» **WHAT YOU ARE ASKED TO DO**: Please count the lines in the listing below where the word "International" appears. Give the number only.

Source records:
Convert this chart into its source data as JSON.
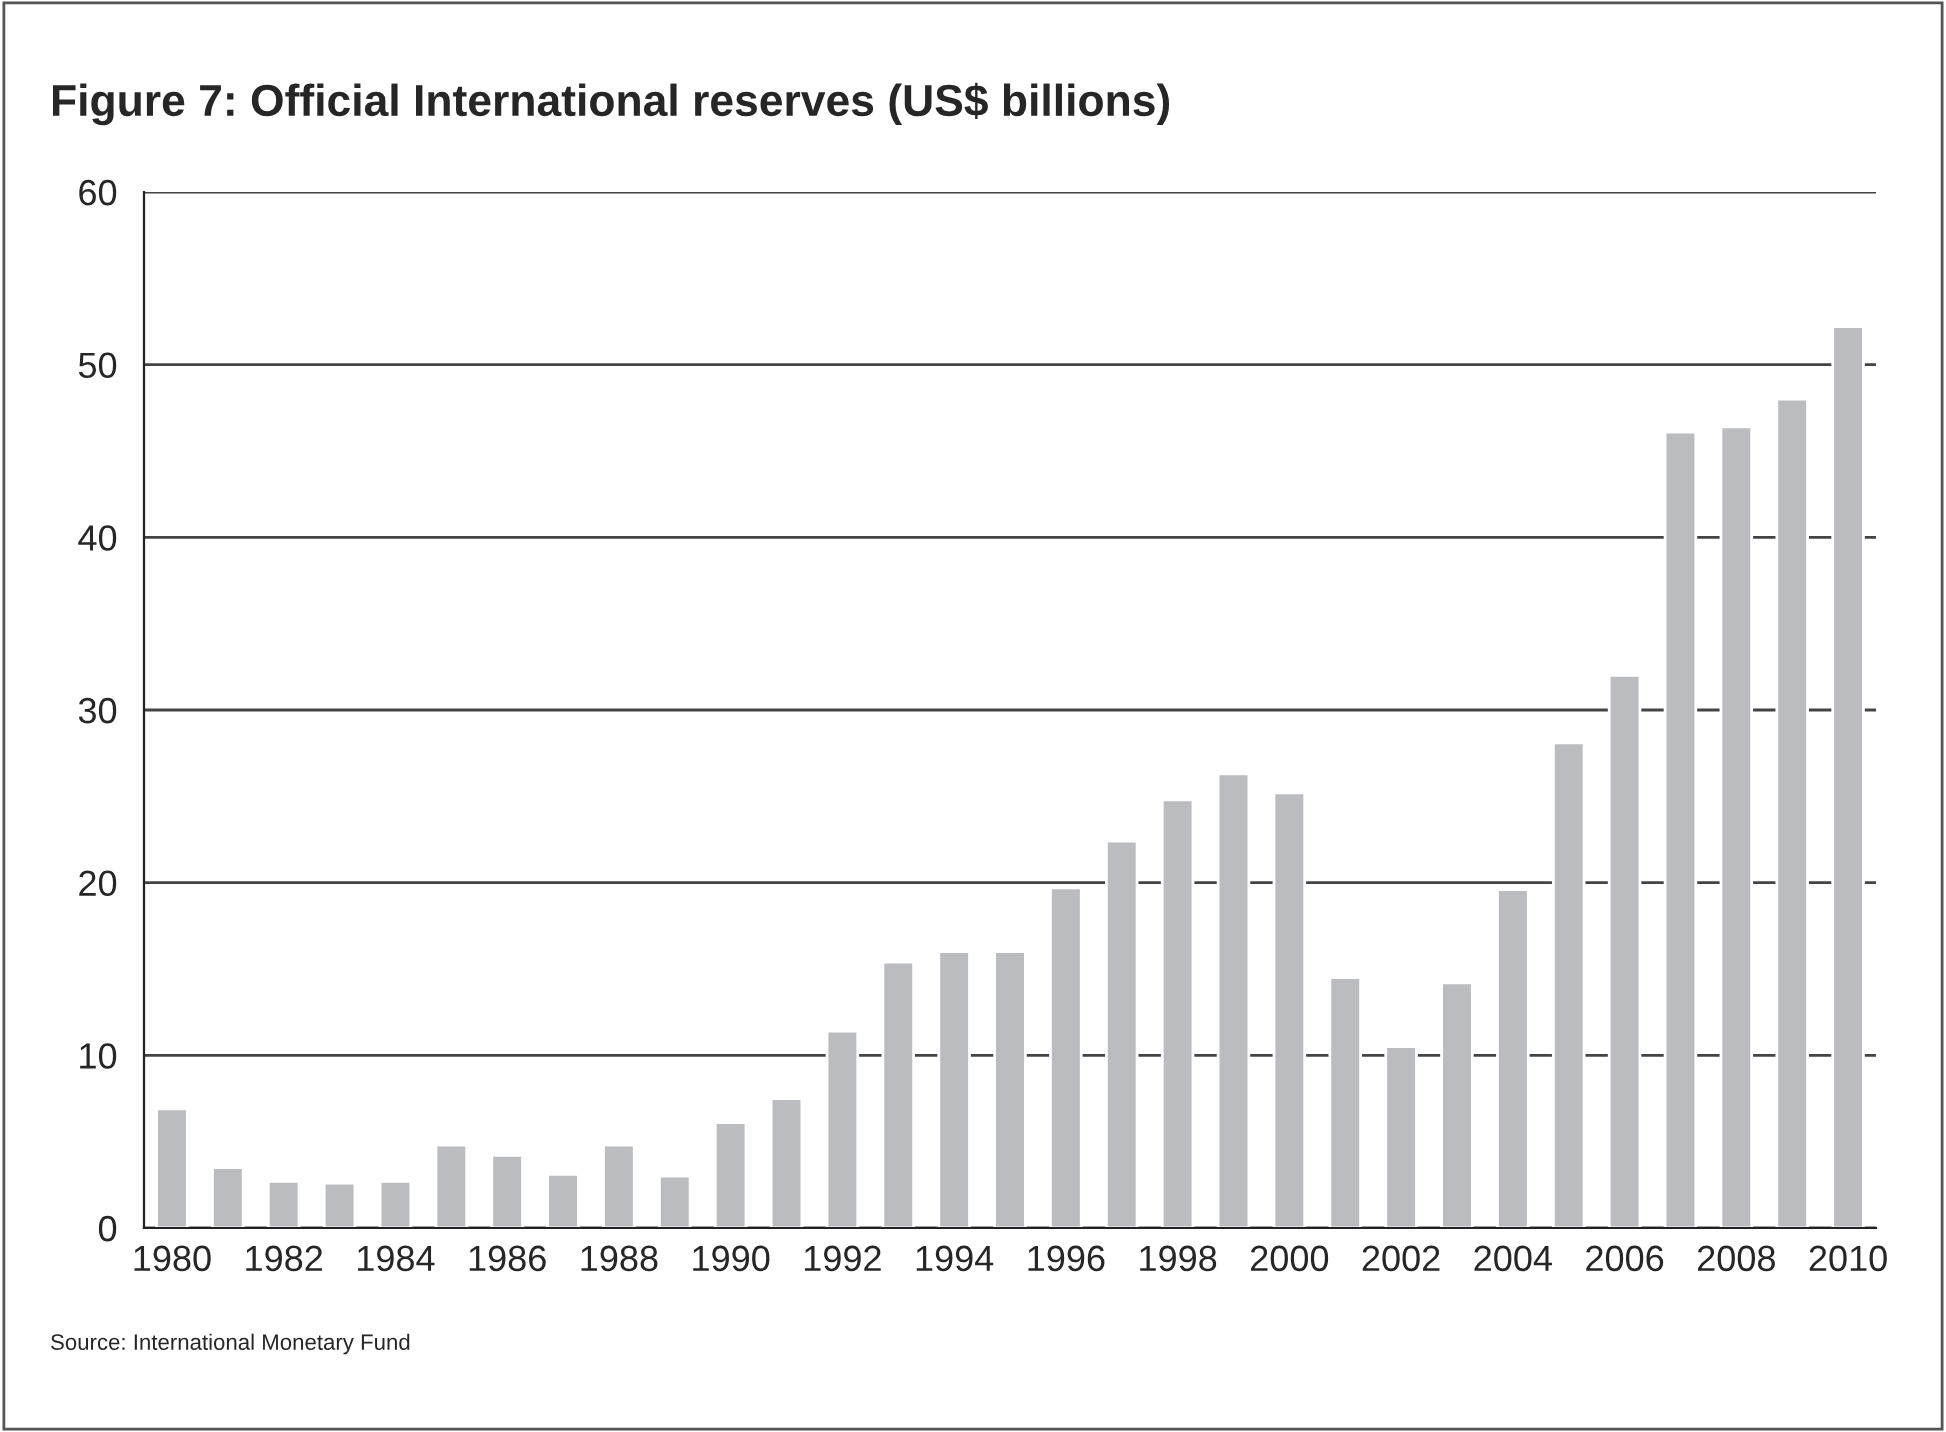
{
  "chart_data": {
    "type": "bar",
    "title": "Figure 7: Official International reserves (US$ billions)",
    "categories": [
      "1980",
      null,
      "1982",
      null,
      "1984",
      null,
      "1986",
      null,
      "1988",
      null,
      "1990",
      null,
      "1992",
      null,
      "1994",
      null,
      "1996",
      null,
      "1998",
      null,
      "2000",
      null,
      "2002",
      null,
      "2004",
      null,
      "2006",
      null,
      "2008",
      null,
      "2010"
    ],
    "values": [
      6.9,
      3.5,
      2.7,
      2.6,
      2.7,
      4.8,
      4.2,
      3.1,
      4.8,
      3.0,
      6.1,
      7.5,
      11.4,
      15.4,
      16.0,
      16.0,
      19.7,
      22.4,
      24.8,
      26.3,
      25.2,
      14.5,
      10.5,
      14.2,
      19.6,
      28.1,
      32.0,
      46.1,
      46.4,
      48.0,
      52.2
    ],
    "color": "#bbbcc0",
    "ylim": [
      0,
      60
    ],
    "yticks": [
      0,
      10,
      20,
      30,
      40,
      50,
      60
    ],
    "grid": "y",
    "annotations": [
      "Source: International Monetary Fund"
    ]
  }
}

» **ANSWER BELOW**: 2